Exercise task:
Scan the records below. List lines holding "name".
----------------------------------------
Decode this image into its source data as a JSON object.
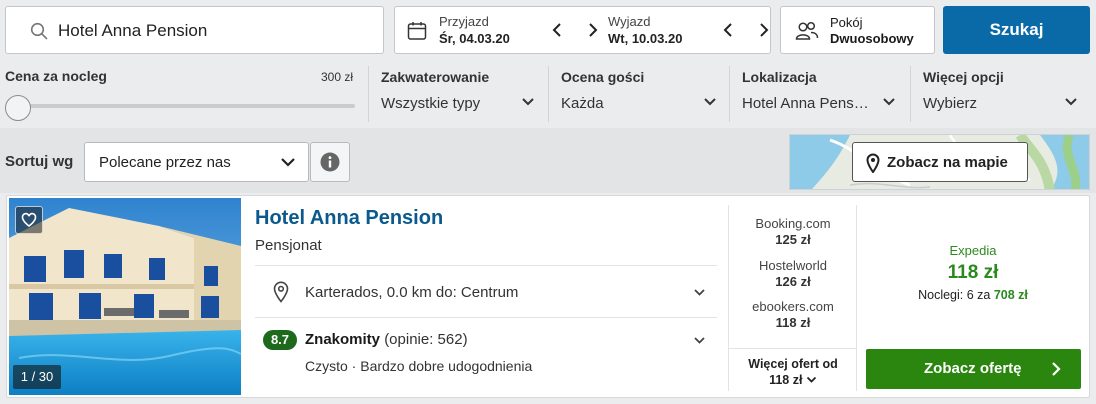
{
  "search": {
    "value": "Hotel Anna Pension"
  },
  "dates": {
    "checkin_label": "Przyjazd",
    "checkin_value": "Śr, 04.03.20",
    "checkout_label": "Wyjazd",
    "checkout_value": "Wt, 10.03.20"
  },
  "room": {
    "label": "Pokój",
    "value": "Dwuosobowy"
  },
  "search_button": "Szukaj",
  "filters": {
    "price": {
      "label": "Cena za nocleg",
      "max": "300 zł",
      "level": 0
    },
    "accommodation": {
      "title": "Zakwaterowanie",
      "value": "Wszystkie typy"
    },
    "rating": {
      "title": "Ocena gości",
      "value": "Każda"
    },
    "location": {
      "title": "Lokalizacja",
      "value": "Hotel Anna Pens…"
    },
    "more": {
      "title": "Więcej opcji",
      "value": "Wybierz"
    }
  },
  "sort": {
    "label": "Sortuj wg",
    "value": "Polecane przez nas"
  },
  "map_button": "Zobacz na mapie",
  "hotel": {
    "name": "Hotel Anna Pension",
    "type": "Pensjonat",
    "photo_counter": "1 / 30",
    "location": "Karterados, 0.0 km do: Centrum",
    "score": "8.7",
    "rating_word": "Znakomity",
    "reviews": "(opinie: 562)",
    "amenities": "Czysto · Bardzo dobre udogodnienia"
  },
  "providers": [
    {
      "name": "Booking.com",
      "price": "125 zł"
    },
    {
      "name": "Hostelworld",
      "price": "126 zł"
    },
    {
      "name": "ebookers.com",
      "price": "118 zł"
    }
  ],
  "more_offers": {
    "line1": "Więcej ofert od",
    "line2": "118 zł"
  },
  "best_offer": {
    "site": "Expedia",
    "price": "118 zł",
    "nights_prefix": "Noclegi: 6 za",
    "total": "708 zł",
    "button": "Zobacz ofertę"
  }
}
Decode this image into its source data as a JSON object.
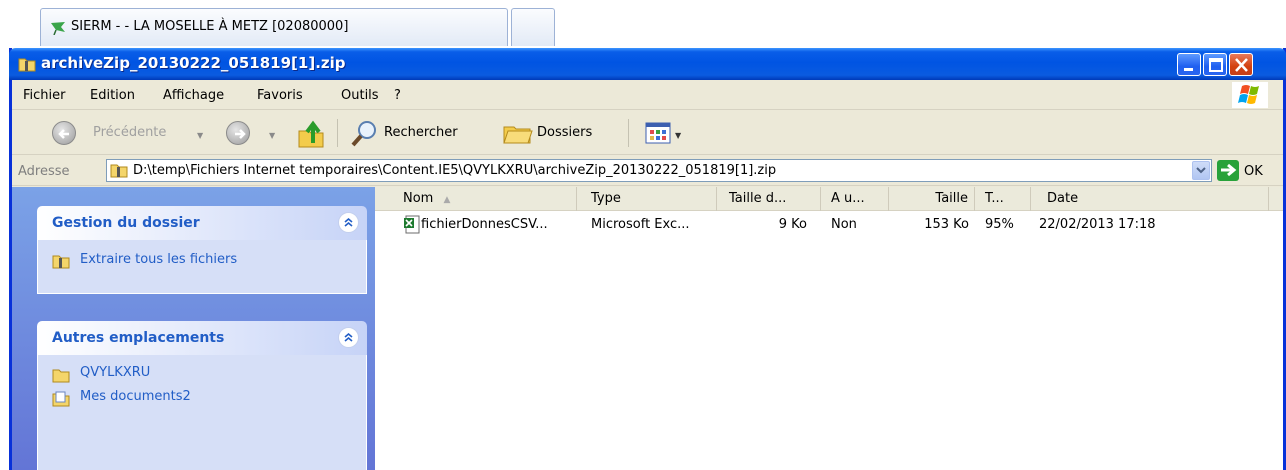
{
  "tab": {
    "label": "SIERM - - LA MOSELLE À METZ [02080000]",
    "icon": "flag-icon"
  },
  "window": {
    "title": "archiveZip_20130222_051819[1].zip",
    "icon": "zip-folder-icon"
  },
  "menubar": {
    "items": [
      "Fichier",
      "Edition",
      "Affichage",
      "Favoris",
      "Outils",
      "?"
    ]
  },
  "toolbar": {
    "back_label": "Précédente",
    "search_label": "Rechercher",
    "folders_label": "Dossiers"
  },
  "address": {
    "label": "Adresse",
    "path": "D:\\temp\\Fichiers Internet temporaires\\Content.IE5\\QVYLKXRU\\archiveZip_20130222_051819[1].zip",
    "go_label": "OK"
  },
  "left_pane": {
    "box1": {
      "title": "Gestion du dossier",
      "links": [
        "Extraire tous les fichiers"
      ]
    },
    "box2": {
      "title": "Autres emplacements",
      "links": [
        "QVYLKXRU",
        "Mes documents2"
      ]
    }
  },
  "list": {
    "columns": [
      "Nom",
      "Type",
      "Taille d...",
      "A u...",
      "Taille",
      "T...",
      "Date"
    ],
    "rows": [
      [
        "fichierDonnesCSV...",
        "Microsoft Exc...",
        "9 Ko",
        "Non",
        "153 Ko",
        "95%",
        "22/02/2013 17:18"
      ]
    ]
  }
}
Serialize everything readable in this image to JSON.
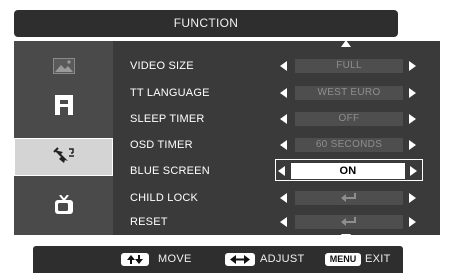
{
  "header": {
    "title": "FUNCTION"
  },
  "sidebar": {
    "items": [
      {
        "name": "picture",
        "icon": "picture-icon"
      },
      {
        "name": "display",
        "icon": "monitor-stand-icon"
      },
      {
        "name": "setup",
        "icon": "tools-icon",
        "active": true
      },
      {
        "name": "tv",
        "icon": "tv-icon"
      }
    ]
  },
  "menu": {
    "rows": [
      {
        "label": "VIDEO SIZE",
        "value": "FULL"
      },
      {
        "label": "TT LANGUAGE",
        "value": "WEST EURO"
      },
      {
        "label": "SLEEP TIMER",
        "value": "OFF"
      },
      {
        "label": "OSD TIMER",
        "value": "60 SECONDS"
      },
      {
        "label": "BLUE SCREEN",
        "value": "ON",
        "selected": true
      },
      {
        "label": "CHILD LOCK",
        "value_icon": "enter-icon"
      },
      {
        "label": "RESET",
        "value_icon": "enter-icon"
      }
    ]
  },
  "footer": {
    "move_label": "MOVE",
    "adjust_label": "ADJUST",
    "menu_key": "MENU",
    "exit_label": "EXIT"
  },
  "colors": {
    "title_bg": "#2e2e2e",
    "sidebar_bg": "#4a4a4a",
    "panel_bg": "#3a3a3a",
    "value_box_bg": "#4e4e4e",
    "value_text": "#8e8e8e",
    "selected_bg": "#ffffff"
  }
}
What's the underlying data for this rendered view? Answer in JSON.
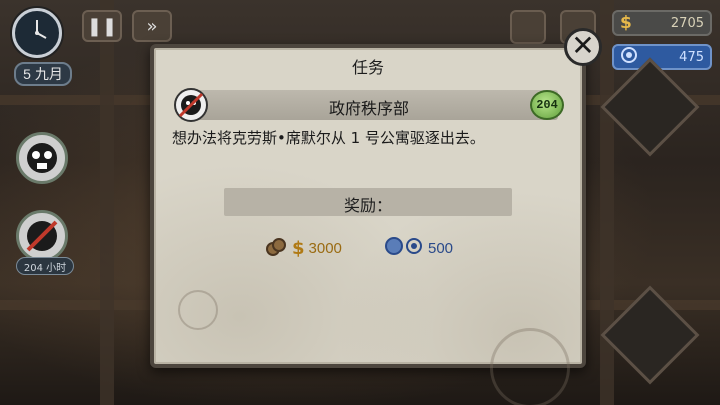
{
  "hud": {
    "date": "5 九月",
    "pause_icon": "pause-icon",
    "fast_forward_icon": "fast-forward-icon",
    "money": "2705",
    "money_symbol": "$",
    "tokens": "475",
    "small_badge": "204 小时"
  },
  "dialog": {
    "title": "任务",
    "close_icon": "close-icon",
    "mission": {
      "name": "政府秩序部",
      "score": "204",
      "description": "想办法将克劳斯•席默尔从 1 号公寓驱逐出去。"
    },
    "reward_label": "奖励：",
    "reward_money_symbol": "$",
    "reward_money": "3000",
    "reward_tokens": "500"
  },
  "colors": {
    "dialog_bg": "#d9d5c8",
    "money_gold": "#b07a14",
    "token_blue": "#2a4a8a",
    "score_green": "#5f9e3a"
  }
}
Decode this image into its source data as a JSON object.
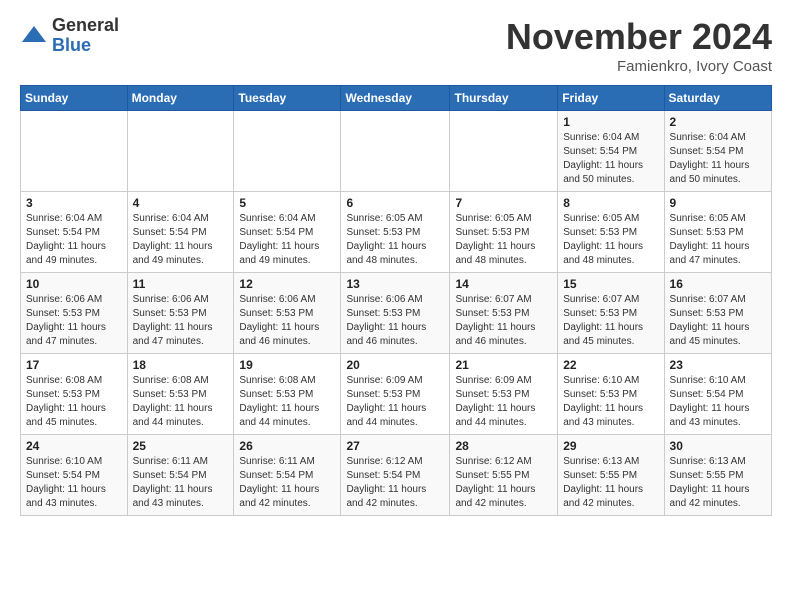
{
  "logo": {
    "general": "General",
    "blue": "Blue"
  },
  "header": {
    "month": "November 2024",
    "location": "Famienkro, Ivory Coast"
  },
  "weekdays": [
    "Sunday",
    "Monday",
    "Tuesday",
    "Wednesday",
    "Thursday",
    "Friday",
    "Saturday"
  ],
  "weeks": [
    [
      {
        "day": "",
        "info": ""
      },
      {
        "day": "",
        "info": ""
      },
      {
        "day": "",
        "info": ""
      },
      {
        "day": "",
        "info": ""
      },
      {
        "day": "",
        "info": ""
      },
      {
        "day": "1",
        "info": "Sunrise: 6:04 AM\nSunset: 5:54 PM\nDaylight: 11 hours\nand 50 minutes."
      },
      {
        "day": "2",
        "info": "Sunrise: 6:04 AM\nSunset: 5:54 PM\nDaylight: 11 hours\nand 50 minutes."
      }
    ],
    [
      {
        "day": "3",
        "info": "Sunrise: 6:04 AM\nSunset: 5:54 PM\nDaylight: 11 hours\nand 49 minutes."
      },
      {
        "day": "4",
        "info": "Sunrise: 6:04 AM\nSunset: 5:54 PM\nDaylight: 11 hours\nand 49 minutes."
      },
      {
        "day": "5",
        "info": "Sunrise: 6:04 AM\nSunset: 5:54 PM\nDaylight: 11 hours\nand 49 minutes."
      },
      {
        "day": "6",
        "info": "Sunrise: 6:05 AM\nSunset: 5:53 PM\nDaylight: 11 hours\nand 48 minutes."
      },
      {
        "day": "7",
        "info": "Sunrise: 6:05 AM\nSunset: 5:53 PM\nDaylight: 11 hours\nand 48 minutes."
      },
      {
        "day": "8",
        "info": "Sunrise: 6:05 AM\nSunset: 5:53 PM\nDaylight: 11 hours\nand 48 minutes."
      },
      {
        "day": "9",
        "info": "Sunrise: 6:05 AM\nSunset: 5:53 PM\nDaylight: 11 hours\nand 47 minutes."
      }
    ],
    [
      {
        "day": "10",
        "info": "Sunrise: 6:06 AM\nSunset: 5:53 PM\nDaylight: 11 hours\nand 47 minutes."
      },
      {
        "day": "11",
        "info": "Sunrise: 6:06 AM\nSunset: 5:53 PM\nDaylight: 11 hours\nand 47 minutes."
      },
      {
        "day": "12",
        "info": "Sunrise: 6:06 AM\nSunset: 5:53 PM\nDaylight: 11 hours\nand 46 minutes."
      },
      {
        "day": "13",
        "info": "Sunrise: 6:06 AM\nSunset: 5:53 PM\nDaylight: 11 hours\nand 46 minutes."
      },
      {
        "day": "14",
        "info": "Sunrise: 6:07 AM\nSunset: 5:53 PM\nDaylight: 11 hours\nand 46 minutes."
      },
      {
        "day": "15",
        "info": "Sunrise: 6:07 AM\nSunset: 5:53 PM\nDaylight: 11 hours\nand 45 minutes."
      },
      {
        "day": "16",
        "info": "Sunrise: 6:07 AM\nSunset: 5:53 PM\nDaylight: 11 hours\nand 45 minutes."
      }
    ],
    [
      {
        "day": "17",
        "info": "Sunrise: 6:08 AM\nSunset: 5:53 PM\nDaylight: 11 hours\nand 45 minutes."
      },
      {
        "day": "18",
        "info": "Sunrise: 6:08 AM\nSunset: 5:53 PM\nDaylight: 11 hours\nand 44 minutes."
      },
      {
        "day": "19",
        "info": "Sunrise: 6:08 AM\nSunset: 5:53 PM\nDaylight: 11 hours\nand 44 minutes."
      },
      {
        "day": "20",
        "info": "Sunrise: 6:09 AM\nSunset: 5:53 PM\nDaylight: 11 hours\nand 44 minutes."
      },
      {
        "day": "21",
        "info": "Sunrise: 6:09 AM\nSunset: 5:53 PM\nDaylight: 11 hours\nand 44 minutes."
      },
      {
        "day": "22",
        "info": "Sunrise: 6:10 AM\nSunset: 5:53 PM\nDaylight: 11 hours\nand 43 minutes."
      },
      {
        "day": "23",
        "info": "Sunrise: 6:10 AM\nSunset: 5:54 PM\nDaylight: 11 hours\nand 43 minutes."
      }
    ],
    [
      {
        "day": "24",
        "info": "Sunrise: 6:10 AM\nSunset: 5:54 PM\nDaylight: 11 hours\nand 43 minutes."
      },
      {
        "day": "25",
        "info": "Sunrise: 6:11 AM\nSunset: 5:54 PM\nDaylight: 11 hours\nand 43 minutes."
      },
      {
        "day": "26",
        "info": "Sunrise: 6:11 AM\nSunset: 5:54 PM\nDaylight: 11 hours\nand 42 minutes."
      },
      {
        "day": "27",
        "info": "Sunrise: 6:12 AM\nSunset: 5:54 PM\nDaylight: 11 hours\nand 42 minutes."
      },
      {
        "day": "28",
        "info": "Sunrise: 6:12 AM\nSunset: 5:55 PM\nDaylight: 11 hours\nand 42 minutes."
      },
      {
        "day": "29",
        "info": "Sunrise: 6:13 AM\nSunset: 5:55 PM\nDaylight: 11 hours\nand 42 minutes."
      },
      {
        "day": "30",
        "info": "Sunrise: 6:13 AM\nSunset: 5:55 PM\nDaylight: 11 hours\nand 42 minutes."
      }
    ]
  ]
}
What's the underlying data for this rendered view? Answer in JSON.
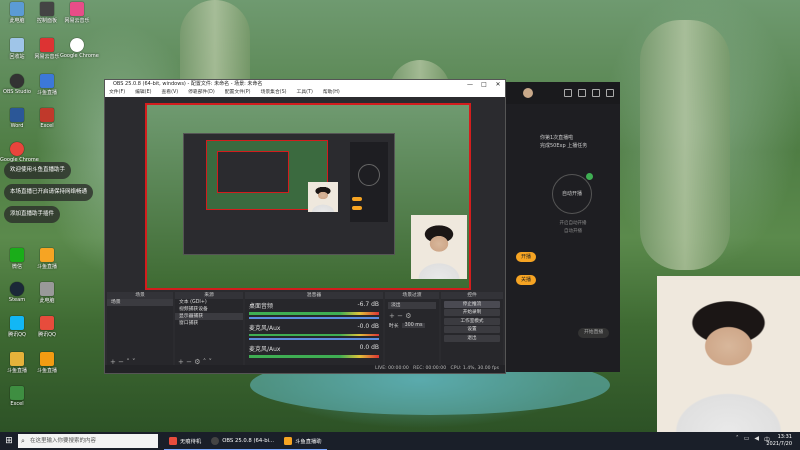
----------------------------------------
The answer:
    "name": "Hotel Anna Pension",
      "name": "Booking.com",
      "name": "Hostelworld",
      "name": "ebookers.com",
        "name": "picture",
        "name": "display",
        "name": "setup",
        "name": "tv",
      "name": "政府秩序部",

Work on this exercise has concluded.